Written request:
Locate the word "from" in the material, then show every line that holds it.

(Dataset entries on figures)
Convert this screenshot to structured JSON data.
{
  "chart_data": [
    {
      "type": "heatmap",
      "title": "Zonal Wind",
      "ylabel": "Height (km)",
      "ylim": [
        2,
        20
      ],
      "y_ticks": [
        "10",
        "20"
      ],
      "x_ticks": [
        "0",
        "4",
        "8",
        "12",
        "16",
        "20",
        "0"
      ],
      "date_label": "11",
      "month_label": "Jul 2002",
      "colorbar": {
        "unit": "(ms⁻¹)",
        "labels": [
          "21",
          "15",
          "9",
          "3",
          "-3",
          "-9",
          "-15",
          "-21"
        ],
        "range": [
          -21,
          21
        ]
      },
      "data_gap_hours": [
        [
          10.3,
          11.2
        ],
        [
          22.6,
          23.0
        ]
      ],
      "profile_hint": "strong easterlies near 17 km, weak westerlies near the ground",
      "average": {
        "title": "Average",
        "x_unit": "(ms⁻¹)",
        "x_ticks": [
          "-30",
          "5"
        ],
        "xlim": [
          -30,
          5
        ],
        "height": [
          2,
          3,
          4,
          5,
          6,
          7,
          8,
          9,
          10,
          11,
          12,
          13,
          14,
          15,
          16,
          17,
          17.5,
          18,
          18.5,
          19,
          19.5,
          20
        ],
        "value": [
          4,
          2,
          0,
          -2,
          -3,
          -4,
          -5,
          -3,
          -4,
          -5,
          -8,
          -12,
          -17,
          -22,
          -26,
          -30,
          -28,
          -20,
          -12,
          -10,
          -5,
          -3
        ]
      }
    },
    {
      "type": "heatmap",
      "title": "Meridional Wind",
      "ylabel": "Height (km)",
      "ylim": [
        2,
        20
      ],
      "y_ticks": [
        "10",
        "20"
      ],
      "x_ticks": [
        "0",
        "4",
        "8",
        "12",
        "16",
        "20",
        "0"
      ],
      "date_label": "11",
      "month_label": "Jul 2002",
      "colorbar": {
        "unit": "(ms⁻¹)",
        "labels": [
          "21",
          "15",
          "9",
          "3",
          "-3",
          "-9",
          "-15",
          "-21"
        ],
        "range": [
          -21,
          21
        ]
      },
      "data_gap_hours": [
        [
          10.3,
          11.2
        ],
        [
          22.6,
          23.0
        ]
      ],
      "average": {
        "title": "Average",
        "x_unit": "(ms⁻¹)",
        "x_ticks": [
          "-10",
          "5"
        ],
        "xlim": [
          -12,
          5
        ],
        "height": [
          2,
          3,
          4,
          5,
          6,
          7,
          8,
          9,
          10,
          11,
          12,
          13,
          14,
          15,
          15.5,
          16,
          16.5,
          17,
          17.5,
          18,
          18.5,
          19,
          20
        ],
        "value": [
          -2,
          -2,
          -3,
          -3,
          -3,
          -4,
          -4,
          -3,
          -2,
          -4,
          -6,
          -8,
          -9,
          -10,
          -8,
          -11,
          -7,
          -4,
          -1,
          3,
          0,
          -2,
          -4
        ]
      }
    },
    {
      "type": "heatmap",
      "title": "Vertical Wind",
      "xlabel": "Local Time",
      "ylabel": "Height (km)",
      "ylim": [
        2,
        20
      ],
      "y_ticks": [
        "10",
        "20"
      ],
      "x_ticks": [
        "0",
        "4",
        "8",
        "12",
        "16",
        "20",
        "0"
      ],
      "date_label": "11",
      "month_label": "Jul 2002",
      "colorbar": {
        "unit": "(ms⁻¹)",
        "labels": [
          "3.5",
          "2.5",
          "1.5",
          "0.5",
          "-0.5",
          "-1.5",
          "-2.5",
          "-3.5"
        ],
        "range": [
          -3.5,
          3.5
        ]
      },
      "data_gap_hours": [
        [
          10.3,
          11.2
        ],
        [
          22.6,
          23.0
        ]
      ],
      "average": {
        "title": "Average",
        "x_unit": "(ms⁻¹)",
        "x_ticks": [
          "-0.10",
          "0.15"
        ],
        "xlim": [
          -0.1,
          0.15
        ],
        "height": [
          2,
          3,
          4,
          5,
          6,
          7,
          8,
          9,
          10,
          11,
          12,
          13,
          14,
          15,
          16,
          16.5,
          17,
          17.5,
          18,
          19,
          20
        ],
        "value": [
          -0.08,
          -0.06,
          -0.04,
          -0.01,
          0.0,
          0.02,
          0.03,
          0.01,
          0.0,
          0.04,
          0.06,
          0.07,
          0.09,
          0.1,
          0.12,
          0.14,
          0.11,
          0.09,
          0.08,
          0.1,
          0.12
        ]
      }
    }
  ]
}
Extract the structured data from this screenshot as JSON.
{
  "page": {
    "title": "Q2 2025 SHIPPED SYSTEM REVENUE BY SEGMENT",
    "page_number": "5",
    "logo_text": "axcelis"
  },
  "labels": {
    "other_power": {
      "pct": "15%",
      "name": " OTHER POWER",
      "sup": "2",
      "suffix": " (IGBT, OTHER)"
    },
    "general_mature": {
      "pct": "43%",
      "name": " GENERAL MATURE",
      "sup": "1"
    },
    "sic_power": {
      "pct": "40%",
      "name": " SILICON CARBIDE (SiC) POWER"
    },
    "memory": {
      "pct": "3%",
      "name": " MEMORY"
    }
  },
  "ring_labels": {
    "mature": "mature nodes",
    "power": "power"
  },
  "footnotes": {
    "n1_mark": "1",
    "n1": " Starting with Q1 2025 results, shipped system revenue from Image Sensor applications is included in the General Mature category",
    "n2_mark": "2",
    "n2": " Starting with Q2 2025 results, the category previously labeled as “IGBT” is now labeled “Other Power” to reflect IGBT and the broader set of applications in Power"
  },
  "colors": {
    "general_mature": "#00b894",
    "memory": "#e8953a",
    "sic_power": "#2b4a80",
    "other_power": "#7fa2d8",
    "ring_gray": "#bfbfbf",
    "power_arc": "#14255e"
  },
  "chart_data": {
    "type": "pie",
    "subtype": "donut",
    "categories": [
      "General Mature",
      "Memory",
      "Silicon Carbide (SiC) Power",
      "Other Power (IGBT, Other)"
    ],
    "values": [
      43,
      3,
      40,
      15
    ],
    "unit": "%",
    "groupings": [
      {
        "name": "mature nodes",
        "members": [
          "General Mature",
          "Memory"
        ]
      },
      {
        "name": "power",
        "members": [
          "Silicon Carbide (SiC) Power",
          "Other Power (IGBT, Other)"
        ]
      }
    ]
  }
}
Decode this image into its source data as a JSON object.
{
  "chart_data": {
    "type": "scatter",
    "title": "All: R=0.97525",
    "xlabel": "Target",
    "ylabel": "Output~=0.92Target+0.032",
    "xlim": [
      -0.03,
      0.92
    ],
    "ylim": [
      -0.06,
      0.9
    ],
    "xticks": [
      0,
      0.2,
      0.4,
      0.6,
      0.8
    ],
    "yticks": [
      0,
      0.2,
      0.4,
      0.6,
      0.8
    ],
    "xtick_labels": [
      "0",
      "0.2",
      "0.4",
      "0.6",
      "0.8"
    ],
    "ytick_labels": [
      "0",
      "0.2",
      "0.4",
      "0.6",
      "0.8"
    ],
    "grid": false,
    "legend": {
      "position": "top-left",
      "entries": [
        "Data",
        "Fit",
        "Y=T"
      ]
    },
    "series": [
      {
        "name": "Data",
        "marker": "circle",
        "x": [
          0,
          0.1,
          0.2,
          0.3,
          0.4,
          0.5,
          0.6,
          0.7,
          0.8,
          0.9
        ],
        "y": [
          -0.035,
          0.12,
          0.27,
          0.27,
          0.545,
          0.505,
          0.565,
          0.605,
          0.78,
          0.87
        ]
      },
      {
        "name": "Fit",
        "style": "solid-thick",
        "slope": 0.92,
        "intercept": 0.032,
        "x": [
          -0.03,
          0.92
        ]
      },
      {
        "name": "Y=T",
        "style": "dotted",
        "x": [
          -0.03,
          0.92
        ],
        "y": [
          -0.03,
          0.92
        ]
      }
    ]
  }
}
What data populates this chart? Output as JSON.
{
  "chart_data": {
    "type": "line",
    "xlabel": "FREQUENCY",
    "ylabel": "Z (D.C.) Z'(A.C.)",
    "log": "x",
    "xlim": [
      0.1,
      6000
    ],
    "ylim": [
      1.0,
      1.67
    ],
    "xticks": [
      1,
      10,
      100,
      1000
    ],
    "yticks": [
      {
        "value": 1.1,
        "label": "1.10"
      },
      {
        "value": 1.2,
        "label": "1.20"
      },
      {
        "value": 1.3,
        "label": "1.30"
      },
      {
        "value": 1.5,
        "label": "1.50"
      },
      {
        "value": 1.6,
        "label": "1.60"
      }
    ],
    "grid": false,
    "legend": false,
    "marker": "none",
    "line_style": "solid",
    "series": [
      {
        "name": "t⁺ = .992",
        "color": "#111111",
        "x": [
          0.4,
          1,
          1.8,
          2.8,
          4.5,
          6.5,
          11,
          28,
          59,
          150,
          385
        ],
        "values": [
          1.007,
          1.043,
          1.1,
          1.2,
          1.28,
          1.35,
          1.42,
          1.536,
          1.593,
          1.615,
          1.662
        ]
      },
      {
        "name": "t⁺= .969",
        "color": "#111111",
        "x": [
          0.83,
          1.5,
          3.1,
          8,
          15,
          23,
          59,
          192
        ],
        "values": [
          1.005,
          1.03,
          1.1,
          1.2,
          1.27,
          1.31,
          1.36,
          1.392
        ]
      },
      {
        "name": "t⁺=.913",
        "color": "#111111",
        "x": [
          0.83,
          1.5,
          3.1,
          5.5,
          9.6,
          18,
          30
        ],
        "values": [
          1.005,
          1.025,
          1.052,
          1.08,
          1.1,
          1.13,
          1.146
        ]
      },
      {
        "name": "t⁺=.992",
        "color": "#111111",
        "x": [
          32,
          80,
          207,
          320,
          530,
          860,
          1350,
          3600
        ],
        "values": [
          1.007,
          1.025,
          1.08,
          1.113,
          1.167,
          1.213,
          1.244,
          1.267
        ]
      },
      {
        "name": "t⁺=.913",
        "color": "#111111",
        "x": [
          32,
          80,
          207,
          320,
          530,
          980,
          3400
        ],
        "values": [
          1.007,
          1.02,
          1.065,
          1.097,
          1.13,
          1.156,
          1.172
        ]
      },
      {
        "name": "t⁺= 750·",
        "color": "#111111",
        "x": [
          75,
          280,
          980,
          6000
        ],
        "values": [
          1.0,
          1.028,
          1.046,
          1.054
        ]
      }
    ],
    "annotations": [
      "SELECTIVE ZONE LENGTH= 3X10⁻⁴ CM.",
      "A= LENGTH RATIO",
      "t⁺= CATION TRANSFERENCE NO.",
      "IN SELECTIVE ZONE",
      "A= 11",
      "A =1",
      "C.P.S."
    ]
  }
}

Solution to this problem:
Extract the structured data from this screenshot as JSON.
    "n1": " Starting with Q1 2025 results, shipped system revenue from Image Sensor applications is included in the General Mature category",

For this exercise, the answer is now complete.